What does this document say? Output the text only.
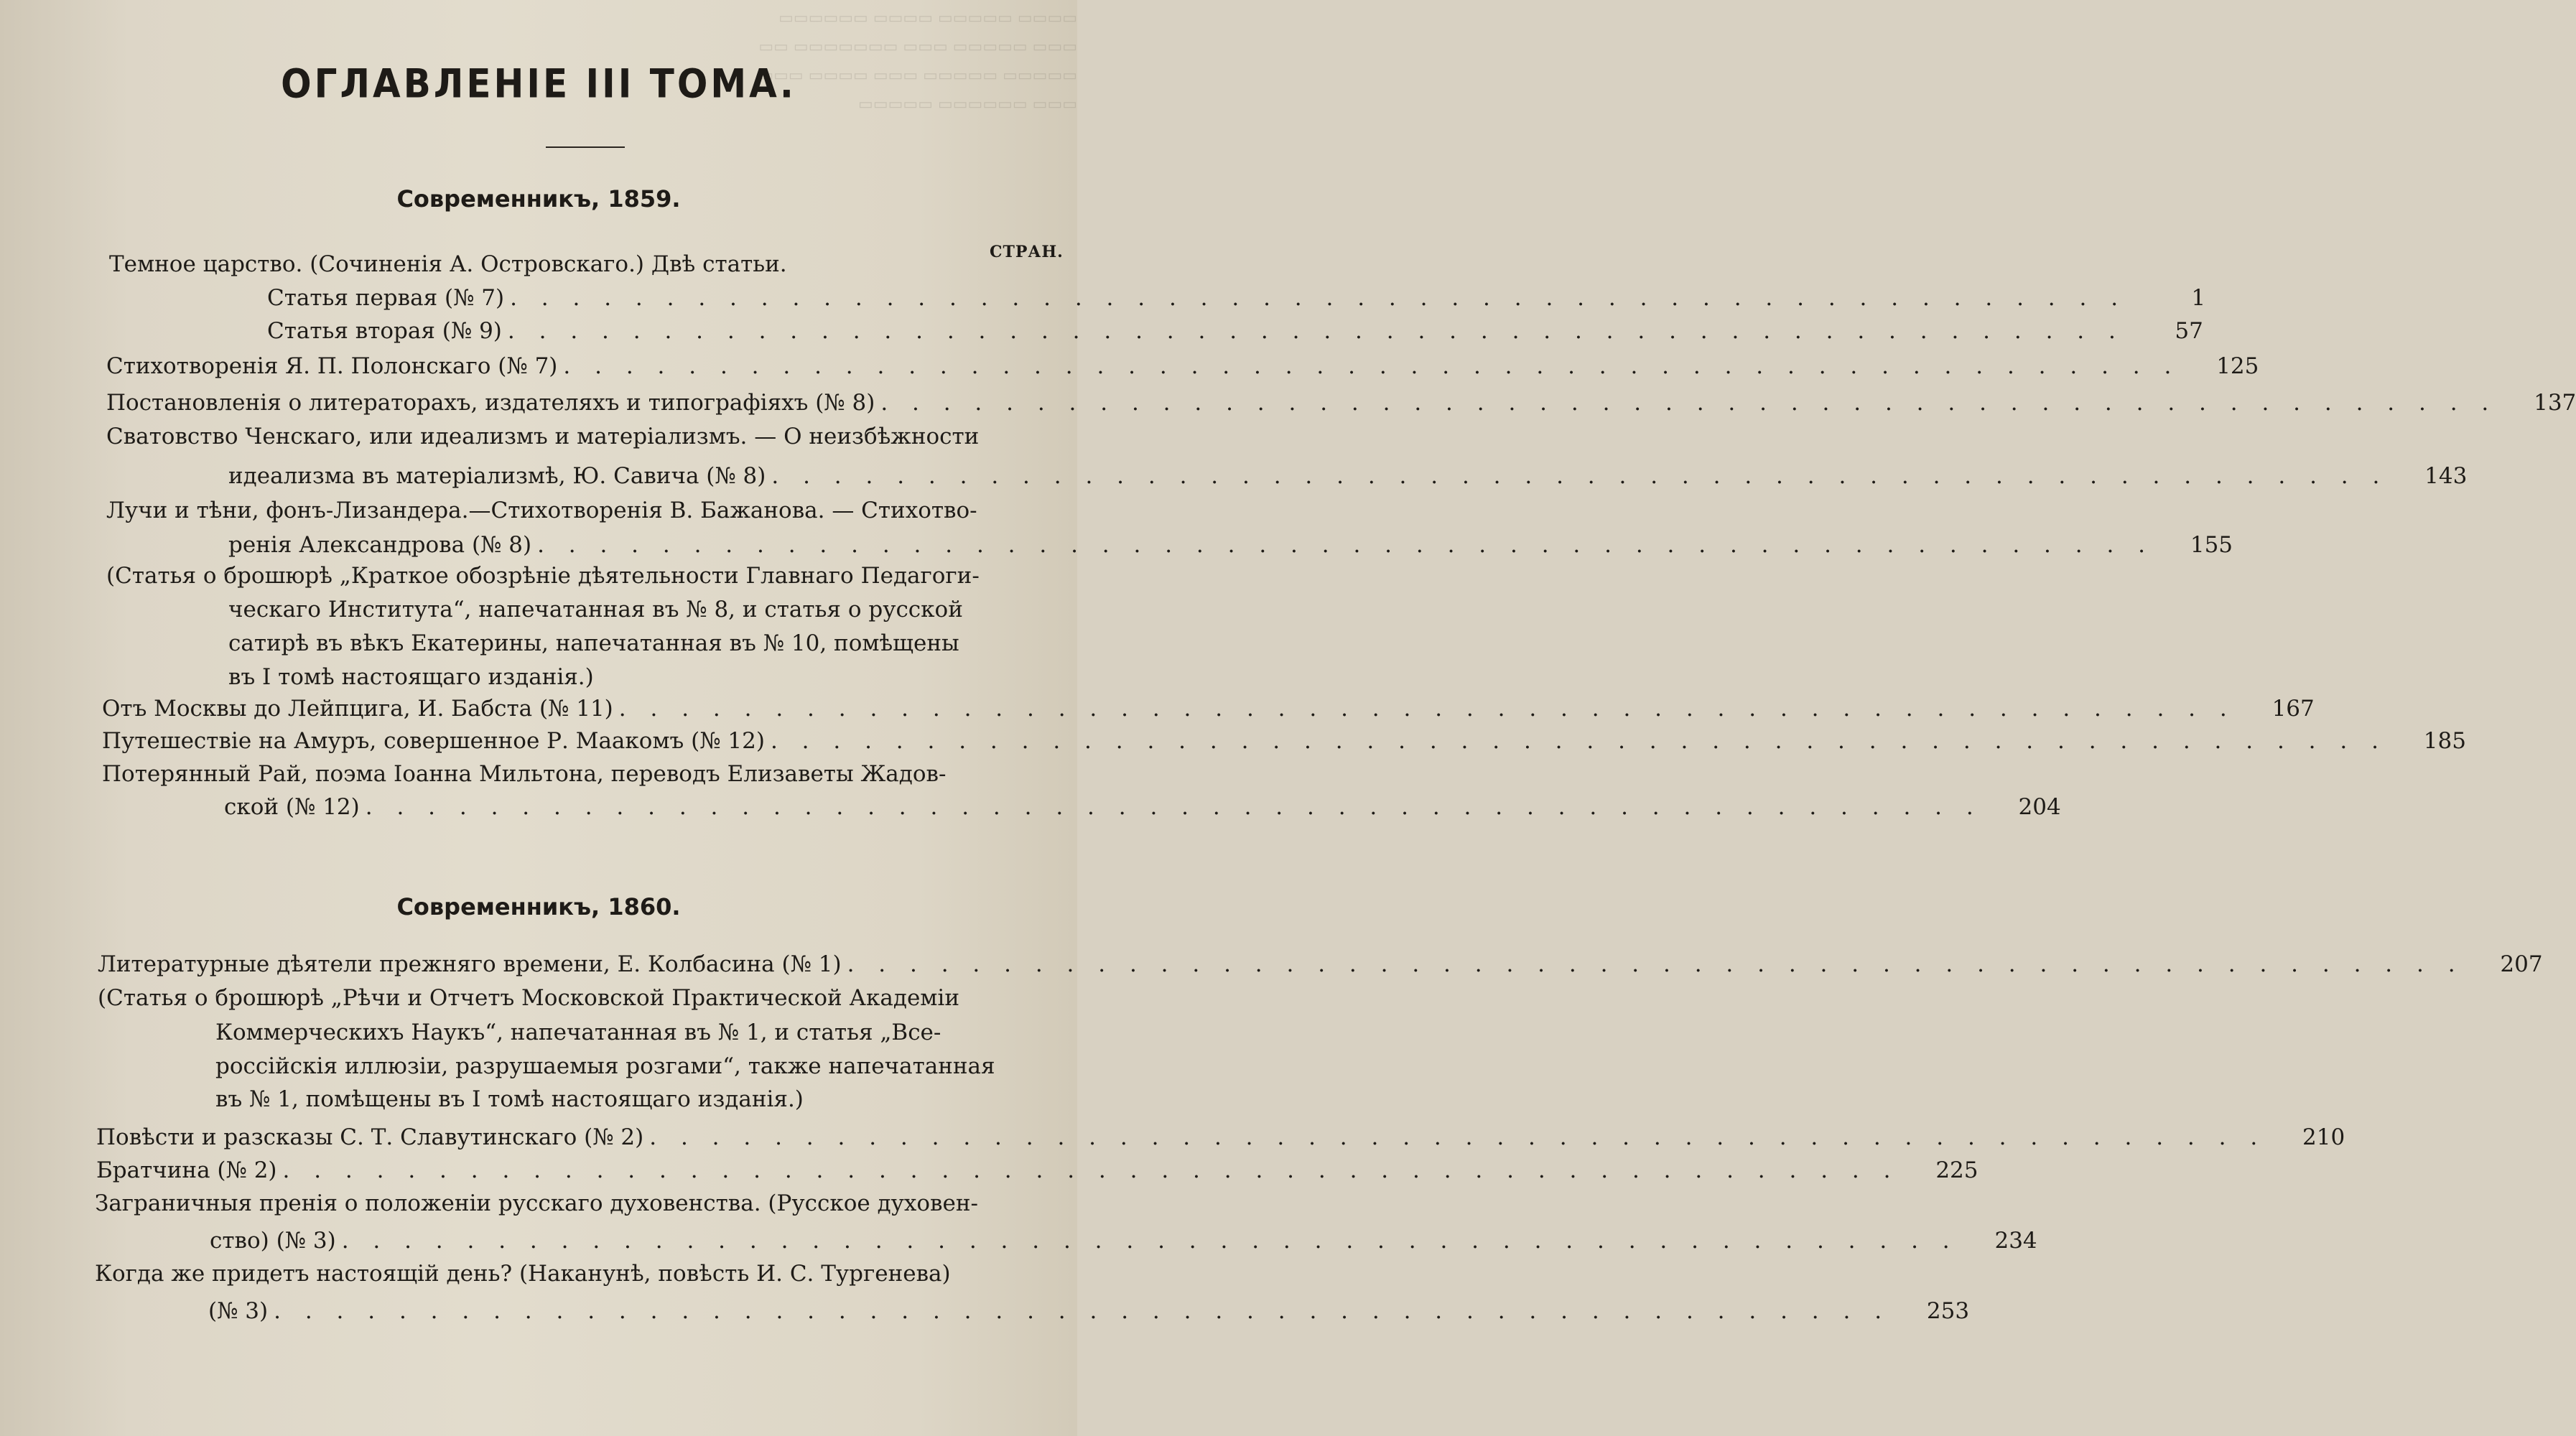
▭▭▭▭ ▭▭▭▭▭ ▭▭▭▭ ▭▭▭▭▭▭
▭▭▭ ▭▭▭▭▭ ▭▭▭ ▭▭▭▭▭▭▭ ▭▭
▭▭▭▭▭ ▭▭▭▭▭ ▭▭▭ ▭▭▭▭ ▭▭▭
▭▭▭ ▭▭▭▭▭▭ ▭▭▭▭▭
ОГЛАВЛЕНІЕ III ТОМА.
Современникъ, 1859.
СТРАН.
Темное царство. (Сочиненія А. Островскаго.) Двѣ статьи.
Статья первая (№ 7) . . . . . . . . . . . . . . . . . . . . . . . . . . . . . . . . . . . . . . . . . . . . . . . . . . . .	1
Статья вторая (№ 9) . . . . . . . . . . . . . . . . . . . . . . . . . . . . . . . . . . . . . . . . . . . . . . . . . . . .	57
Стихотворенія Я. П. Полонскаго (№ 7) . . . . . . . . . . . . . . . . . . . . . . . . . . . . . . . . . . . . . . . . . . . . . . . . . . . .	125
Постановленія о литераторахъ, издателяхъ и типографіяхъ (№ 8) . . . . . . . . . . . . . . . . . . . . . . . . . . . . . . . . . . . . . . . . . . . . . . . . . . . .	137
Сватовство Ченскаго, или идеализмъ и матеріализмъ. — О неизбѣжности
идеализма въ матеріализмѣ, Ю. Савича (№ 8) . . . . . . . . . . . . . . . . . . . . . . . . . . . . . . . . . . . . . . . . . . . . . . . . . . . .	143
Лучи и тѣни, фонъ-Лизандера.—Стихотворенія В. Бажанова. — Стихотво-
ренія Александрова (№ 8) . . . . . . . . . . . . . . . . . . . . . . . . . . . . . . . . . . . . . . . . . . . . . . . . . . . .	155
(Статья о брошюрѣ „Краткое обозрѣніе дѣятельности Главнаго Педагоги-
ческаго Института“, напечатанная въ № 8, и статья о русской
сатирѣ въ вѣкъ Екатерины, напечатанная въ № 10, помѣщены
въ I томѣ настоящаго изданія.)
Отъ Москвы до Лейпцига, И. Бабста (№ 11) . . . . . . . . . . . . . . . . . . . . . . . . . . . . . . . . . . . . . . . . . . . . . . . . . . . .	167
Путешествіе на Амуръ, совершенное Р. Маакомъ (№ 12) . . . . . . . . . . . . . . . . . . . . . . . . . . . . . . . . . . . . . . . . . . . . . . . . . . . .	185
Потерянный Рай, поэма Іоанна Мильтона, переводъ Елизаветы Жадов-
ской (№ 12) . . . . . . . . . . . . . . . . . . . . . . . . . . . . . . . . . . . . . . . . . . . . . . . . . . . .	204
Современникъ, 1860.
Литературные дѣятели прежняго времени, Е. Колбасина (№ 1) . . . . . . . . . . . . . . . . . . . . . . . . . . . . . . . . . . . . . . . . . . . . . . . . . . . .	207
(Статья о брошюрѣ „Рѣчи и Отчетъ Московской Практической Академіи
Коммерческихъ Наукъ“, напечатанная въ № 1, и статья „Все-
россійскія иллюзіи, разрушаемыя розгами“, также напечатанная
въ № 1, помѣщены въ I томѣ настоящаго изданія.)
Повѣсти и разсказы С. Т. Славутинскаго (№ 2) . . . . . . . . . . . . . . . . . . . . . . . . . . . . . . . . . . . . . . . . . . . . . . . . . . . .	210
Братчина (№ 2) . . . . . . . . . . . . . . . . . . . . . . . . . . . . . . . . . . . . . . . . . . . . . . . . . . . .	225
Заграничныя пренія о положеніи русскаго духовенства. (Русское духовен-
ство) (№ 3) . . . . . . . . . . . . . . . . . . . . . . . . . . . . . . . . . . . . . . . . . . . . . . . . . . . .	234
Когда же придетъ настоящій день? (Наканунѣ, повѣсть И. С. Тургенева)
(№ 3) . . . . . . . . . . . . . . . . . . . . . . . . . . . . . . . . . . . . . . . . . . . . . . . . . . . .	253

■ ■ ■ ■ ■

◆ What you should do
Locate all lines in the listing above with the word "напечатанная" and copy them.

◆ Final answer
ческаго Института“, напечатанная въ № 8, и статья о русской
сатирѣ въ вѣкъ Екатерины, напечатанная въ № 10, помѣщены
Коммерческихъ Наукъ“, напечатанная въ № 1, и статья „Все-
россійскія иллюзіи, разрушаемыя розгами“, также напечатанная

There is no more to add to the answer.